**WHAT THIS EXERCISE ASKS**
(a) Print the passage on Kashmiri social life from "The events of" to "decade of nineties.".
(b) Rewrite the rows that follow the passage, replacing "cropped-swatch" with "partial-swatch" and keeping everything else unchanged. Leave the pictures out.

**PASSAGE**

-- Begin --

The excessive security measures have forced Kashmiris, historically reputed to be very sociable people, to live in cocoons with only interactions through social networking sites on the internet!
The events of the nineties of the last century when armed militancy erupted in the state forced Kashmiris to mostly confine to their homes. There was violence all around with encounters, clashes, explosions and so on. Moreover, the security forces had launched continuous cordon and search operations. Curfews were imposed on almost continuous basis. These events forced people to stay indoors in their own homes. The result was a total break in physical interactions not only among friends but even among close relations. The only interactions were at funeral prayers. This tense atmosphere continued for the whole decade of nineties.
In the beginning of the present century with the lessening of militant activities, there was some relaxation in the situation. However, the physical social interactions still remained rare. Now people used to meet on marriages, some other social functions and as earlier at funerals. The traditional social calling on still remained rare. It may have increased but then we got profuse spread of the internet with its social networking sites of Facebook and Twitter. People found it easy to interact with not only close relations and friends but almost with every organization, newspaper and other set ups of every kind. People started becoming armchair intellectuals, experts and what not! Social events too got fully interactive through these sites. The most destructive fallout was the phenomenal decrease in physical social interactions. Some people virtually started living in cocoons watching the screens of their laptops or smart phones.

-- End --

**INFORMATION GIVEN**
-- Begin --

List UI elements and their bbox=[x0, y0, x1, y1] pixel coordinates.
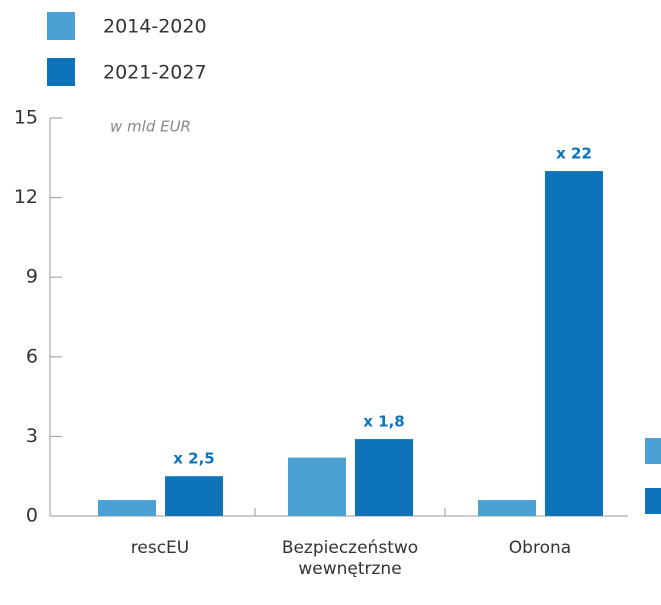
y-tick-label: 15 bbox=[14, 107, 38, 129]
bar bbox=[98, 500, 156, 516]
bar bbox=[545, 171, 603, 517]
cropped-swatch bbox=[645, 488, 661, 514]
bar bbox=[288, 457, 346, 516]
y-tick-label: 0 bbox=[26, 505, 38, 527]
cropped-swatch bbox=[645, 438, 661, 464]
x-tick-label: Obrona bbox=[508, 538, 572, 558]
bar bbox=[478, 500, 536, 516]
legend-label: 2014-2020 bbox=[103, 16, 207, 38]
x-tick-label: Bezpieczeństwo wewnętrzne bbox=[281, 538, 419, 579]
legend-label: 2021-2027 bbox=[103, 62, 207, 84]
y-tick-label: 9 bbox=[26, 266, 38, 288]
annotation: x 1,8 bbox=[363, 413, 404, 431]
annotation: x 22 bbox=[556, 145, 592, 163]
y-tick-label: 12 bbox=[14, 186, 38, 208]
unit-label: w mld EUR bbox=[110, 118, 191, 136]
bar bbox=[355, 439, 413, 516]
y-tick-label: 6 bbox=[26, 345, 38, 367]
y-tick-label: 3 bbox=[26, 425, 38, 447]
bar bbox=[165, 476, 223, 516]
legend-swatch bbox=[47, 12, 75, 40]
legend-swatch bbox=[47, 58, 75, 86]
annotation: x 2,5 bbox=[173, 450, 214, 468]
x-tick-label: rescEU bbox=[130, 538, 190, 558]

-- End --

**WRITTEN RESPONSES**
(a)
The events of the nineties of the last century when armed militancy erupted in the state forced Kashmiris to mostly confine to their homes. There was violence all around with encounters, clashes, explosions and so on. Moreover, the security forces had launched continuous cordon and search operations. Curfews were imposed on almost continuous basis. These events forced people to stay indoors in their own homes. The result was a total break in physical interactions not only among friends but even among close relations. The only interactions were at funeral prayers. This tense atmosphere continued for the whole decade of nineties.

(b)
List UI elements and their bbox=[x0, y0, x1, y1] pixel coordinates.
y-tick-label: 15 bbox=[14, 107, 38, 129]
bar bbox=[98, 500, 156, 516]
bar bbox=[545, 171, 603, 517]
partial-swatch bbox=[645, 488, 661, 514]
bar bbox=[288, 457, 346, 516]
y-tick-label: 0 bbox=[26, 505, 38, 527]
partial-swatch bbox=[645, 438, 661, 464]
x-tick-label: Obrona bbox=[508, 538, 572, 558]
bar bbox=[478, 500, 536, 516]
legend-label: 2014-2020 bbox=[103, 16, 207, 38]
x-tick-label: Bezpieczeństwo wewnętrzne bbox=[281, 538, 419, 579]
legend-label: 2021-2027 bbox=[103, 62, 207, 84]
y-tick-label: 9 bbox=[26, 266, 38, 288]
annotation: x 1,8 bbox=[363, 413, 404, 431]
annotation: x 22 bbox=[556, 145, 592, 163]
y-tick-label: 12 bbox=[14, 186, 38, 208]
unit-label: w mld EUR bbox=[110, 118, 191, 136]
bar bbox=[355, 439, 413, 516]
y-tick-label: 6 bbox=[26, 345, 38, 367]
y-tick-label: 3 bbox=[26, 425, 38, 447]
bar bbox=[165, 476, 223, 516]
legend-swatch bbox=[47, 12, 75, 40]
legend-swatch bbox=[47, 58, 75, 86]
annotation: x 2,5 bbox=[173, 450, 214, 468]
x-tick-label: rescEU bbox=[130, 538, 190, 558]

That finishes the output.